(EXERCISE MATERIAL):
......

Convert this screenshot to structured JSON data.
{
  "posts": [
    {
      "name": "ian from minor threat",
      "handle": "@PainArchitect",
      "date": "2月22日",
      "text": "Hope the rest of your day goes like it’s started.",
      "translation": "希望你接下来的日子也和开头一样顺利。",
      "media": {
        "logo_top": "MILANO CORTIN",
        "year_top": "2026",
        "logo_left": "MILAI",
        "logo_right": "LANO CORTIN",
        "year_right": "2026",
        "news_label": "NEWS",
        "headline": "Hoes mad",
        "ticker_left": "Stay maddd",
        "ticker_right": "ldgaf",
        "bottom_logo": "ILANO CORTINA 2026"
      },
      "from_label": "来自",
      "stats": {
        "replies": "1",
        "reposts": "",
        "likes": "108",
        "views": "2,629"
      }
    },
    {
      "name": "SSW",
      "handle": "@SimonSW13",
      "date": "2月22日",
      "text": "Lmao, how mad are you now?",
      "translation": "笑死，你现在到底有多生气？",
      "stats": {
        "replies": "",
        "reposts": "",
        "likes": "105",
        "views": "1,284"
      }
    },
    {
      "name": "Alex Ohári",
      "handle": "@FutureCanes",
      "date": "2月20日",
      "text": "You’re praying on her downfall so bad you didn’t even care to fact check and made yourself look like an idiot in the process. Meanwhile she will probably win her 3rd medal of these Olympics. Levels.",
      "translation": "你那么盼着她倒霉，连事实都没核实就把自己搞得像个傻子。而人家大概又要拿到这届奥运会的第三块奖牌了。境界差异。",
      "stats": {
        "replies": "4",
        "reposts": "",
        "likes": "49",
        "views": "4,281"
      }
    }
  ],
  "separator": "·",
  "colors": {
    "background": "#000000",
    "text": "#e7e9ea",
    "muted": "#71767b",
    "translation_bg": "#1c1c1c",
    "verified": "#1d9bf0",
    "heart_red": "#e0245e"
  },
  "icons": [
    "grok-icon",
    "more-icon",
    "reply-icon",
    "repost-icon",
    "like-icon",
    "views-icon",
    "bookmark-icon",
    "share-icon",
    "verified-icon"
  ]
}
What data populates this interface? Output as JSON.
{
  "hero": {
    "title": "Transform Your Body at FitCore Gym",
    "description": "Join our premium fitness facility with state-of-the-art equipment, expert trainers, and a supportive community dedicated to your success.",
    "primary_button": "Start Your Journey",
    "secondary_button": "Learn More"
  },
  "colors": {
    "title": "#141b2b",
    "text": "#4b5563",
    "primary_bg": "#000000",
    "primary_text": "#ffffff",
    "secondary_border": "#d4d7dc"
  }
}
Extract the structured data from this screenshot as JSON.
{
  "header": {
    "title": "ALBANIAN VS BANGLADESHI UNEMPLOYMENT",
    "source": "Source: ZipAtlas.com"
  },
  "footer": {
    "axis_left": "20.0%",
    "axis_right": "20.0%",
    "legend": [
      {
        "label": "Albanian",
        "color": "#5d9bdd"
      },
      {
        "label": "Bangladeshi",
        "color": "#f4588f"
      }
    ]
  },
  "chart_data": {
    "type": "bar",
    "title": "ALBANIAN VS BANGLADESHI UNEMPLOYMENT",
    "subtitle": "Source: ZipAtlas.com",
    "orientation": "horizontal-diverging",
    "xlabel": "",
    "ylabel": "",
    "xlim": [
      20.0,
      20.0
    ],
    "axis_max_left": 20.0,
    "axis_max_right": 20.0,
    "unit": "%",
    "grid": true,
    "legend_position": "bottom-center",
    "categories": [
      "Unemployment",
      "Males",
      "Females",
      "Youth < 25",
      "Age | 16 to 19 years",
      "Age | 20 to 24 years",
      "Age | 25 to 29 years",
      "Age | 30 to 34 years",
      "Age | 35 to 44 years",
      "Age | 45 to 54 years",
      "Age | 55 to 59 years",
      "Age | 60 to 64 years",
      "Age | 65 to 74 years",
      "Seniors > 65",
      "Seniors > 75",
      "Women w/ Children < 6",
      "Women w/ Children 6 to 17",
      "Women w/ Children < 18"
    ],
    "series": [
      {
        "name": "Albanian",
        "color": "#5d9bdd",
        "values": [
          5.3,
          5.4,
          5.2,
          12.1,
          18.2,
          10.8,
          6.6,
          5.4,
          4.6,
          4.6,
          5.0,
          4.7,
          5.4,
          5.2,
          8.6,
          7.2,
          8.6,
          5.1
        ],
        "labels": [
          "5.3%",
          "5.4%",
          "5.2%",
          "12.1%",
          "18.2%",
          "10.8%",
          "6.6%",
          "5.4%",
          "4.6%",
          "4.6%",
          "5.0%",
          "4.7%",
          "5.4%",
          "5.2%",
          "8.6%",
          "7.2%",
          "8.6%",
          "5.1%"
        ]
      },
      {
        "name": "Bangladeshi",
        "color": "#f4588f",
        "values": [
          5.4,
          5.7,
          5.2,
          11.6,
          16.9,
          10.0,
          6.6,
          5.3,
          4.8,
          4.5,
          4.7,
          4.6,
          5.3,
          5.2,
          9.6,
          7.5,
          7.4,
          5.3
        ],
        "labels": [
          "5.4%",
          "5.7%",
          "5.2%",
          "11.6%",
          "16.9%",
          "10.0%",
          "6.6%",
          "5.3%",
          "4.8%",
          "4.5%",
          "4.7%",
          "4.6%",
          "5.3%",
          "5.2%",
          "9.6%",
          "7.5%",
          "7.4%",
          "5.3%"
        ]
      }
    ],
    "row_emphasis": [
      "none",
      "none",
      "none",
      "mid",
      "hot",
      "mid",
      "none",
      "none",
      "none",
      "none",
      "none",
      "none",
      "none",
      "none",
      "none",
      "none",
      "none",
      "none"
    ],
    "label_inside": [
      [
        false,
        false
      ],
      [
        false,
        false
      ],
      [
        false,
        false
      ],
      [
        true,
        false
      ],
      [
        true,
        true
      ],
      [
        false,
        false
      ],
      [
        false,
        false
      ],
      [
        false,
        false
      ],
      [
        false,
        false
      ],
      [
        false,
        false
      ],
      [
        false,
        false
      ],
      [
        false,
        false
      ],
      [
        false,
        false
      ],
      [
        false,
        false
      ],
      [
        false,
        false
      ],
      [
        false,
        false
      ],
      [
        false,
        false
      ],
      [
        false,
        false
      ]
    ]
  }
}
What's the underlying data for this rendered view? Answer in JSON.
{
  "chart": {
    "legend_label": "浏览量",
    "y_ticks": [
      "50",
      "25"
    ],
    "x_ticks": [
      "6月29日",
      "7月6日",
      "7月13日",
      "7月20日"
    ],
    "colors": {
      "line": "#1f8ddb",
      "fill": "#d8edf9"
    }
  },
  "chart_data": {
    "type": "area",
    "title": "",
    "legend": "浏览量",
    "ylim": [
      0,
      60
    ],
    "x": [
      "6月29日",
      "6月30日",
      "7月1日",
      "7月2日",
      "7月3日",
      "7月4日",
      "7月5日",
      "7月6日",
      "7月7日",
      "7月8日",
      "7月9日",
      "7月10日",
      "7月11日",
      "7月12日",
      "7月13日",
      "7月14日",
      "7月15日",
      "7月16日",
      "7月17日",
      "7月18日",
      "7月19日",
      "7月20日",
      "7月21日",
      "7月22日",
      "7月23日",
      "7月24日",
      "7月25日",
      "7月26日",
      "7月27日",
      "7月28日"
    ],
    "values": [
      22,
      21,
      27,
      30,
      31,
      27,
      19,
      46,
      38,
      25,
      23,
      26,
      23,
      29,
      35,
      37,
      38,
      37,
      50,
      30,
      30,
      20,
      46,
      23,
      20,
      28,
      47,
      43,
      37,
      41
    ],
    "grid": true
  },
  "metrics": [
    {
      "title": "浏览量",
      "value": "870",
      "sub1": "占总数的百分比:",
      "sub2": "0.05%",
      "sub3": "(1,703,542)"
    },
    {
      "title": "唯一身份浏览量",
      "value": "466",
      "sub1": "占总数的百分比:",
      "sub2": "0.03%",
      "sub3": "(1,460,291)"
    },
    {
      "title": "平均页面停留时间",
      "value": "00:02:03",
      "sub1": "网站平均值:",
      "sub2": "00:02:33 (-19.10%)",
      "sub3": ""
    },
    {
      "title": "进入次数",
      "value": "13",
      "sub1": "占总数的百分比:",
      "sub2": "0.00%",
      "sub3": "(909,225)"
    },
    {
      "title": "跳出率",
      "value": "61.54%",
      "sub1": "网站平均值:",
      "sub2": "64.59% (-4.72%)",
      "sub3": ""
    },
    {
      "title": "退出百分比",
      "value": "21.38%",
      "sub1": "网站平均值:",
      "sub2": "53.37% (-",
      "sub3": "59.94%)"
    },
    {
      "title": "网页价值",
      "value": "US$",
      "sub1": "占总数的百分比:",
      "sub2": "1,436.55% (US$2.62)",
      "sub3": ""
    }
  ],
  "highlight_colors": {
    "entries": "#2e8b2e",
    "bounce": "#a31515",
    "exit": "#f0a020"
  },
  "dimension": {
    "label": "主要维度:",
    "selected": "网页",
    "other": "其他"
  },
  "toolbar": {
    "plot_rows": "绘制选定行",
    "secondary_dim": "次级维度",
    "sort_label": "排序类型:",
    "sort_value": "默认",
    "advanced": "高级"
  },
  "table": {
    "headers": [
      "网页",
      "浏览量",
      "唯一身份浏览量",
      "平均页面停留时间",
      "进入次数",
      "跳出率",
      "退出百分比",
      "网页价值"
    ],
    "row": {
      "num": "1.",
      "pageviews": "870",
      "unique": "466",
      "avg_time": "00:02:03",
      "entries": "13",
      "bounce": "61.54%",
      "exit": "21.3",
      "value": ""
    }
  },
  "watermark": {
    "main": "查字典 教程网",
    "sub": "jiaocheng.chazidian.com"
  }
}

......

(WRITTEN TASK): Give every line of the material that includes the string "Children".

(ANSWER TO THIS TASK):
      "Women w/ Children < 6",
      "Women w/ Children 6 to 17",
      "Women w/ Children < 18"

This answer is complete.